Objective
Which lines of the records contain "tropis"? Collect every one of them.
─── Record excerpts ───
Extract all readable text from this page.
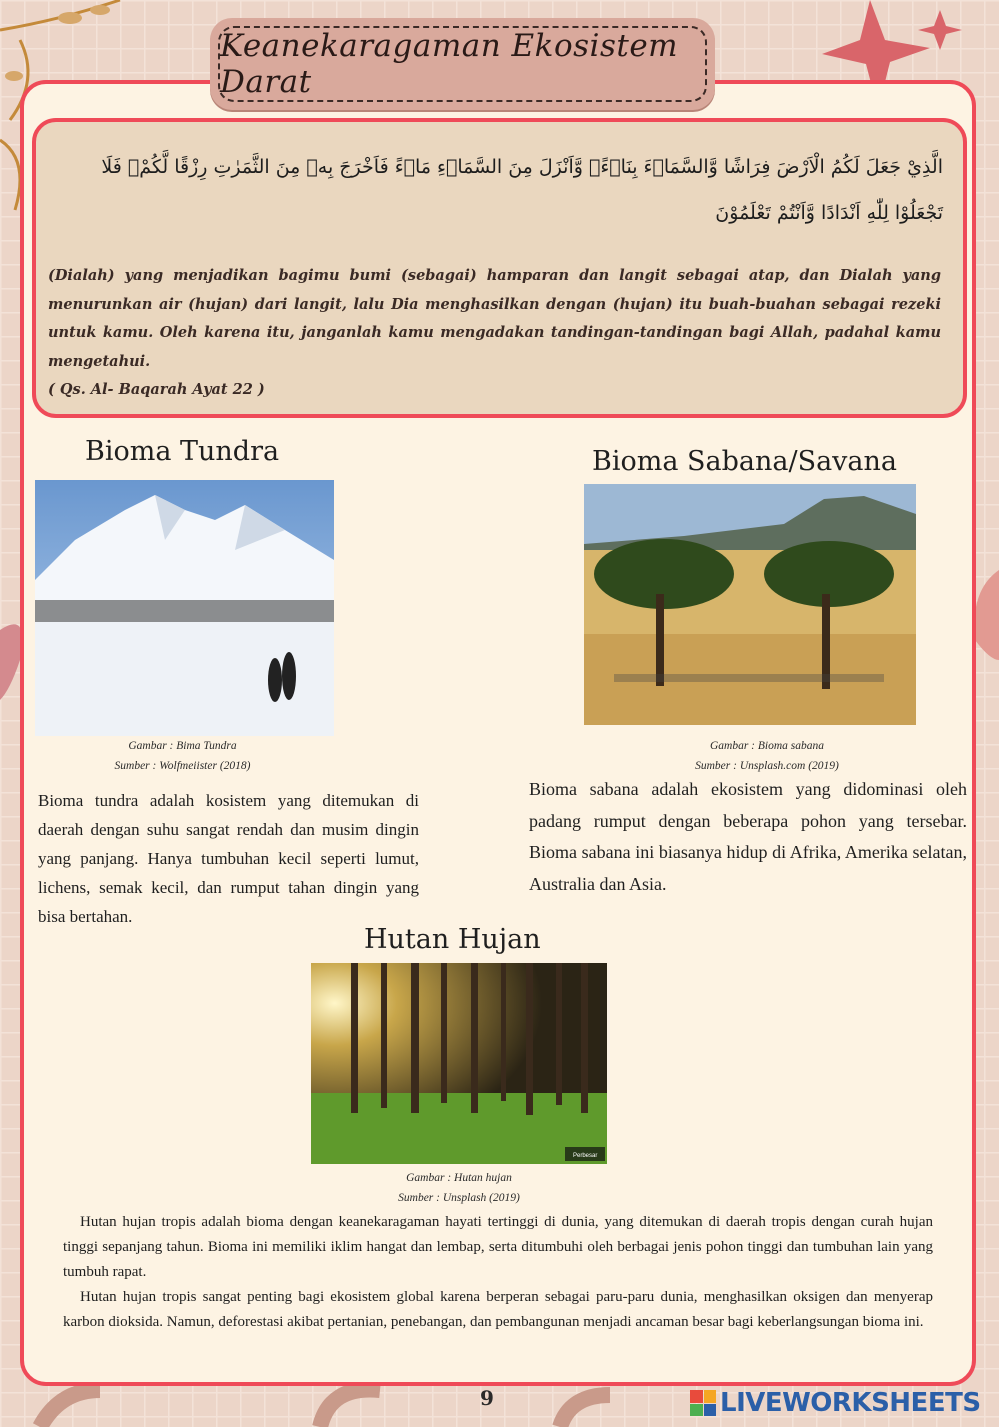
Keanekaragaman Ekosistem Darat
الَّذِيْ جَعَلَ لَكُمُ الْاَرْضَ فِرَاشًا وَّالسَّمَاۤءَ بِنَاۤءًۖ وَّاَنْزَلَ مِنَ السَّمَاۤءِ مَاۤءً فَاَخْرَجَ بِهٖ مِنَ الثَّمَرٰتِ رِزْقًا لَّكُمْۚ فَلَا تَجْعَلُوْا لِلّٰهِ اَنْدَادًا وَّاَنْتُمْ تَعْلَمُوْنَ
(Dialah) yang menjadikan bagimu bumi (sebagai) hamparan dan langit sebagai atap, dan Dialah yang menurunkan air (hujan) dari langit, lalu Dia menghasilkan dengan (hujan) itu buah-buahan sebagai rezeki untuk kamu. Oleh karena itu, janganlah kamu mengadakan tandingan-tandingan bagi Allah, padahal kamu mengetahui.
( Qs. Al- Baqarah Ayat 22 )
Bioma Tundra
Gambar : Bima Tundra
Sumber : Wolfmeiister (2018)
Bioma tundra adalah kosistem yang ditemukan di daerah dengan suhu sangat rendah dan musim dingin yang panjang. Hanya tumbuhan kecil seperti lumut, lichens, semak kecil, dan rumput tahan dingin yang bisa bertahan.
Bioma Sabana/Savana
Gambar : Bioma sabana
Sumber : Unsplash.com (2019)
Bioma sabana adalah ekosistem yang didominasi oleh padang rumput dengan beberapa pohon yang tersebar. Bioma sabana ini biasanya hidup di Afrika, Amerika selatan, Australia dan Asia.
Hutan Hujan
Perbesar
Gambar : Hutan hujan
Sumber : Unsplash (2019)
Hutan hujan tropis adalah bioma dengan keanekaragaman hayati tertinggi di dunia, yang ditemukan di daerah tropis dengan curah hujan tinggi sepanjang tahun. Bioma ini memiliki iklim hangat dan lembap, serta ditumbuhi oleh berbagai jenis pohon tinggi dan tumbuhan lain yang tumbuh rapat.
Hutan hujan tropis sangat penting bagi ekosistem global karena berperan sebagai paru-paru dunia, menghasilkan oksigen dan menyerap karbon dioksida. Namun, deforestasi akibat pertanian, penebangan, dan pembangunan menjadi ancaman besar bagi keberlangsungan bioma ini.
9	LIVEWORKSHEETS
───
─── Record excerpts ───
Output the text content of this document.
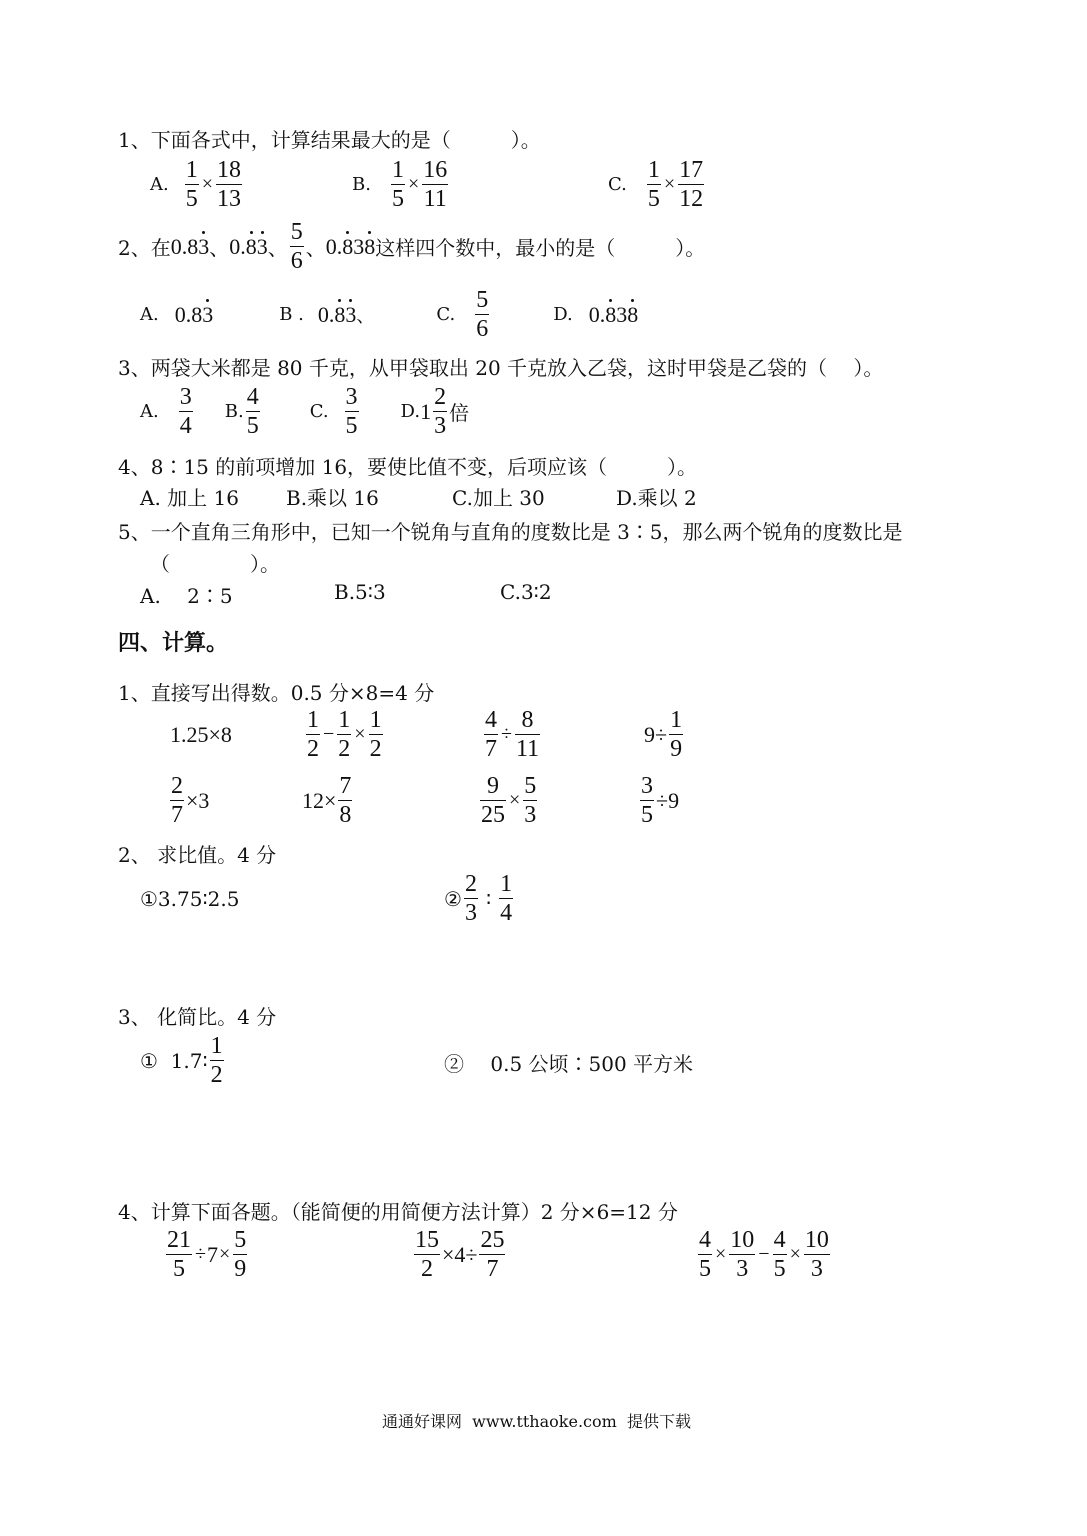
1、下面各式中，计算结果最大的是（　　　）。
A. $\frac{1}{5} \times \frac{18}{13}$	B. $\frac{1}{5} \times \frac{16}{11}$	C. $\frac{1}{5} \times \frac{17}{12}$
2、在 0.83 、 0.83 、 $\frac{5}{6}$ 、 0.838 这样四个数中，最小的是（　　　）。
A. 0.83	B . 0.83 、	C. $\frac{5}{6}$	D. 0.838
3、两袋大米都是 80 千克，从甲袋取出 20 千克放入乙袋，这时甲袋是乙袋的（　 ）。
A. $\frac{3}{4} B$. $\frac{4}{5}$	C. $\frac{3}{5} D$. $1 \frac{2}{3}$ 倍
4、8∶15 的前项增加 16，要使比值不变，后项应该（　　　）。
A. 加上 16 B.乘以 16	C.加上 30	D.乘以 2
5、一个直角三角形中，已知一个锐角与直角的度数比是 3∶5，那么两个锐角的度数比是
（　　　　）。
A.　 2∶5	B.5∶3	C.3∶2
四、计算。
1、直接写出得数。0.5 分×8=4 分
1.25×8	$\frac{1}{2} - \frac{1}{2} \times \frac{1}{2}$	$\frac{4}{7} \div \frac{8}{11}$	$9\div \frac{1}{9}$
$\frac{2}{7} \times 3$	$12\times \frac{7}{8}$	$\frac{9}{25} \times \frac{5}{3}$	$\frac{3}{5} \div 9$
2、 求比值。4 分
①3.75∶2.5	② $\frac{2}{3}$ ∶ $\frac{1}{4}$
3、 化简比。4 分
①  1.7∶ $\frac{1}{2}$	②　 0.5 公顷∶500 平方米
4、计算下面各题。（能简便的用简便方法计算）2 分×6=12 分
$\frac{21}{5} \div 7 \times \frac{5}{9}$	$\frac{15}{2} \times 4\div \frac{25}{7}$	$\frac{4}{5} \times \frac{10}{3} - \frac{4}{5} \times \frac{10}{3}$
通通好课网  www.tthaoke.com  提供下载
───
─── Record excerpts ───
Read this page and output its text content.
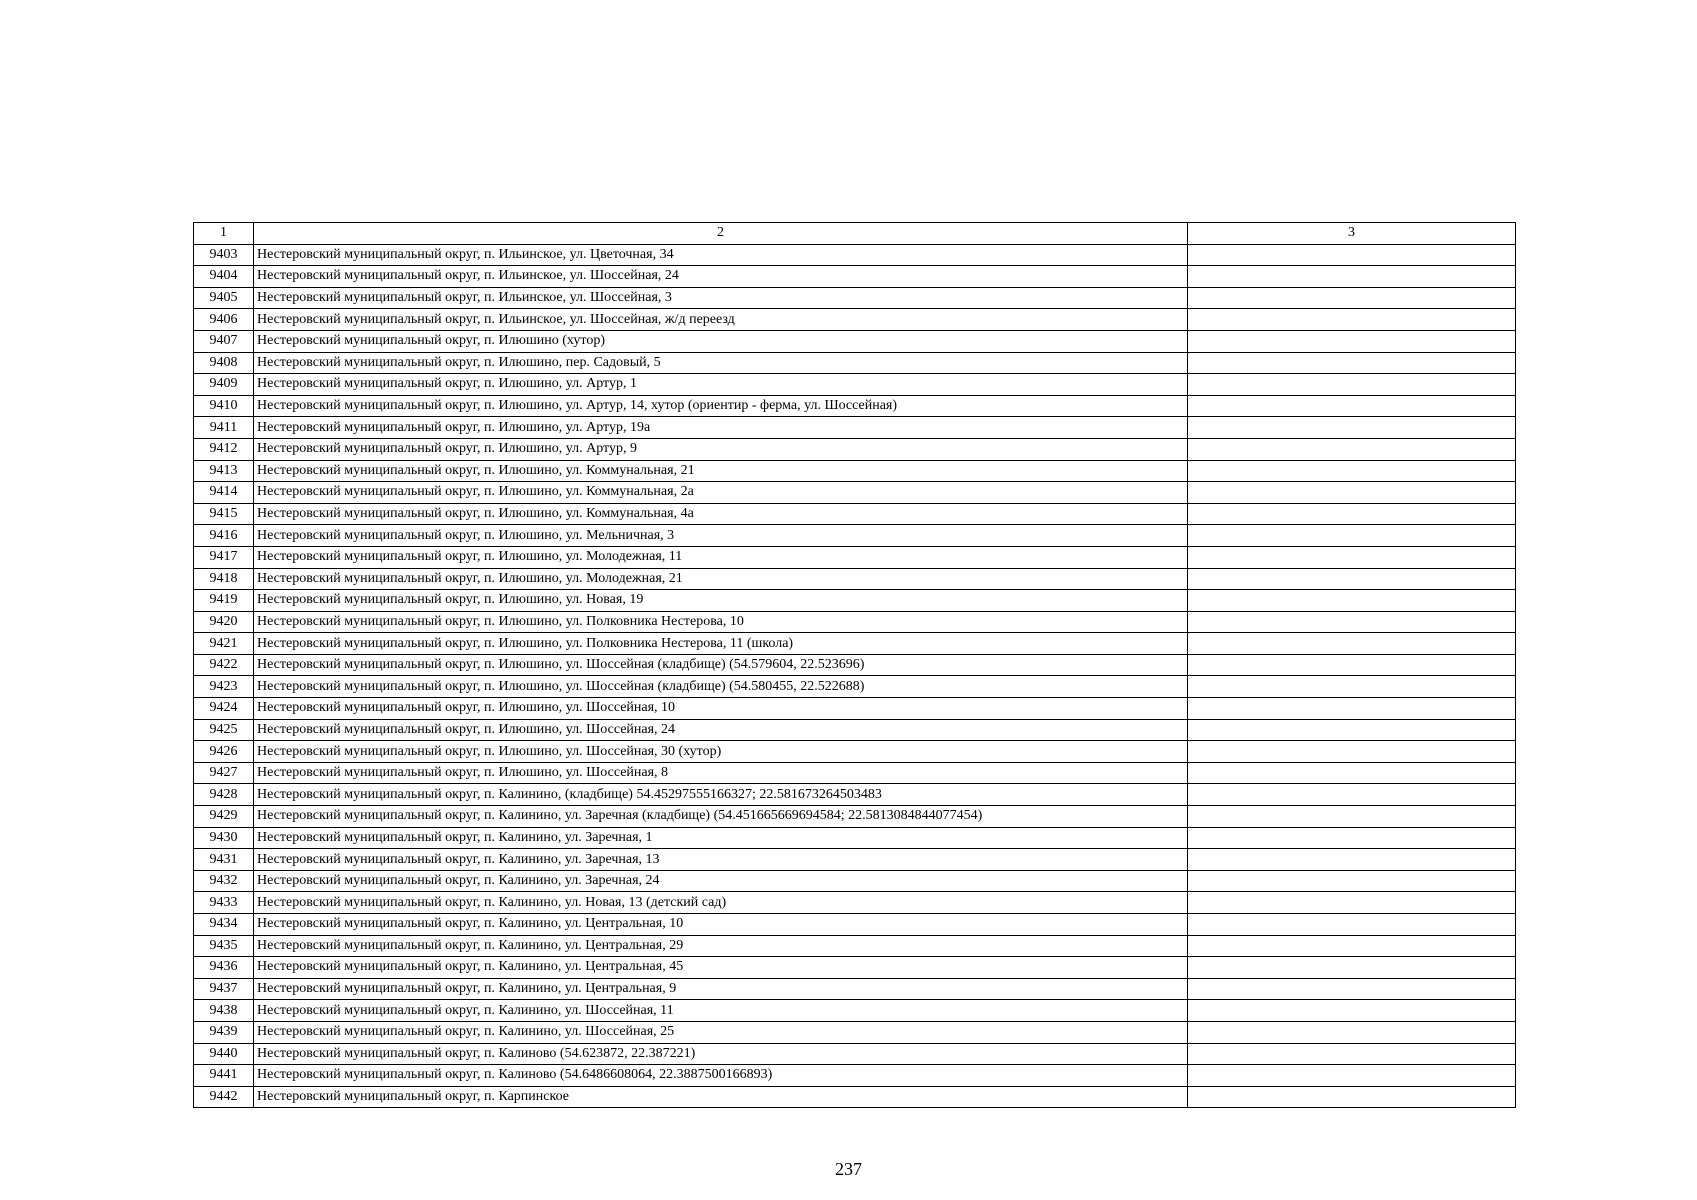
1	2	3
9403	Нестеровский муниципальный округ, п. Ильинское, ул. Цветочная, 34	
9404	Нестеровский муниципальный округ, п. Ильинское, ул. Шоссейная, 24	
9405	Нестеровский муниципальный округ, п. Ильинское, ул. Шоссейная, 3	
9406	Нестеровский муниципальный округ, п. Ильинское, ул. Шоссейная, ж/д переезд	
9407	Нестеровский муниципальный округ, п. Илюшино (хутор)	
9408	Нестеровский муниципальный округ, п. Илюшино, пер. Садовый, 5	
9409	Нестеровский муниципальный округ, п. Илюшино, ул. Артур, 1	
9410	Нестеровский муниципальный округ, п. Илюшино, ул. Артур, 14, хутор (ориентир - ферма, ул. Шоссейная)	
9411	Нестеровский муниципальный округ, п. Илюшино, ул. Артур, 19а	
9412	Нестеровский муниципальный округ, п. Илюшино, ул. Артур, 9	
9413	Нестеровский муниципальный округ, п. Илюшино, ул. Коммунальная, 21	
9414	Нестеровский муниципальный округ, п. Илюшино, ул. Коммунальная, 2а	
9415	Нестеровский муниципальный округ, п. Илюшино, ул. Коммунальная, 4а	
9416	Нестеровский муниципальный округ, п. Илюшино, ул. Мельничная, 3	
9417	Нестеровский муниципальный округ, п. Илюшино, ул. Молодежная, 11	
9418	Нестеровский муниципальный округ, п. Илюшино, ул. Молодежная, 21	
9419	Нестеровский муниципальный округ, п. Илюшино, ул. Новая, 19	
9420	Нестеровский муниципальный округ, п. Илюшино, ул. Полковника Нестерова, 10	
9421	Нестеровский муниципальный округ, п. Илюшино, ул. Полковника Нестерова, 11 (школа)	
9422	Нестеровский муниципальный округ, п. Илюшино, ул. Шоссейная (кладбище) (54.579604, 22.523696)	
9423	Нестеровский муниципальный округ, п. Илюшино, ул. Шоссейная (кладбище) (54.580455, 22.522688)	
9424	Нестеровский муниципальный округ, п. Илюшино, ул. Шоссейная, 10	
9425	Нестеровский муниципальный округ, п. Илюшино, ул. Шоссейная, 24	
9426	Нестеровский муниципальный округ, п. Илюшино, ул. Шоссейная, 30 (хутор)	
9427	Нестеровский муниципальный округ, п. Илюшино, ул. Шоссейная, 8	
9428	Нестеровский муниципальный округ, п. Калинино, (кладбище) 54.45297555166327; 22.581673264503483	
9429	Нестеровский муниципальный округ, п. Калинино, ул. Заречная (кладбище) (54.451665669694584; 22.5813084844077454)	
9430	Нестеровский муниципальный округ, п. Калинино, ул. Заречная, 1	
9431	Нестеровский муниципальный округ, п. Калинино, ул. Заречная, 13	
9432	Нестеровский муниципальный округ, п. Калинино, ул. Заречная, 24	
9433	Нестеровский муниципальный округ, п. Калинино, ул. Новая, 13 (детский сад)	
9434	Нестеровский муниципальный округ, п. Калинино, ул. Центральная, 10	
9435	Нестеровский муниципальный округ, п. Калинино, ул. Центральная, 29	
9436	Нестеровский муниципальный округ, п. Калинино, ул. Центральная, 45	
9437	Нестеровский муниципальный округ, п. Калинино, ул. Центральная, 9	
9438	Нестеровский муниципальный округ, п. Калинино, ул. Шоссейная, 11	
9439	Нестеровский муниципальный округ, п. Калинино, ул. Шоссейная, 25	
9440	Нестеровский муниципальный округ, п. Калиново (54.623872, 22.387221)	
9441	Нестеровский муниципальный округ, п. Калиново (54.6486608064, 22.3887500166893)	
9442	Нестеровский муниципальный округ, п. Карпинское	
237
───
Solution for this problem
Hutan hujan tropis adalah bioma dengan keanekaragaman hayati tertinggi di dunia, yang ditemukan di daerah tropis dengan curah hujan tinggi sepanjang tahun. Bioma ini memiliki iklim hangat dan lembap, serta ditumbuhi oleh berbagai jenis pohon tinggi dan tumbuhan lain yang tumbuh rapat.
Hutan hujan tropis sangat penting bagi ekosistem global karena berperan sebagai paru-paru dunia, menghasilkan oksigen dan menyerap karbon dioksida. Namun, deforestasi akibat pertanian, penebangan, dan pembangunan menjadi ancaman besar bagi keberlangsungan bioma ini.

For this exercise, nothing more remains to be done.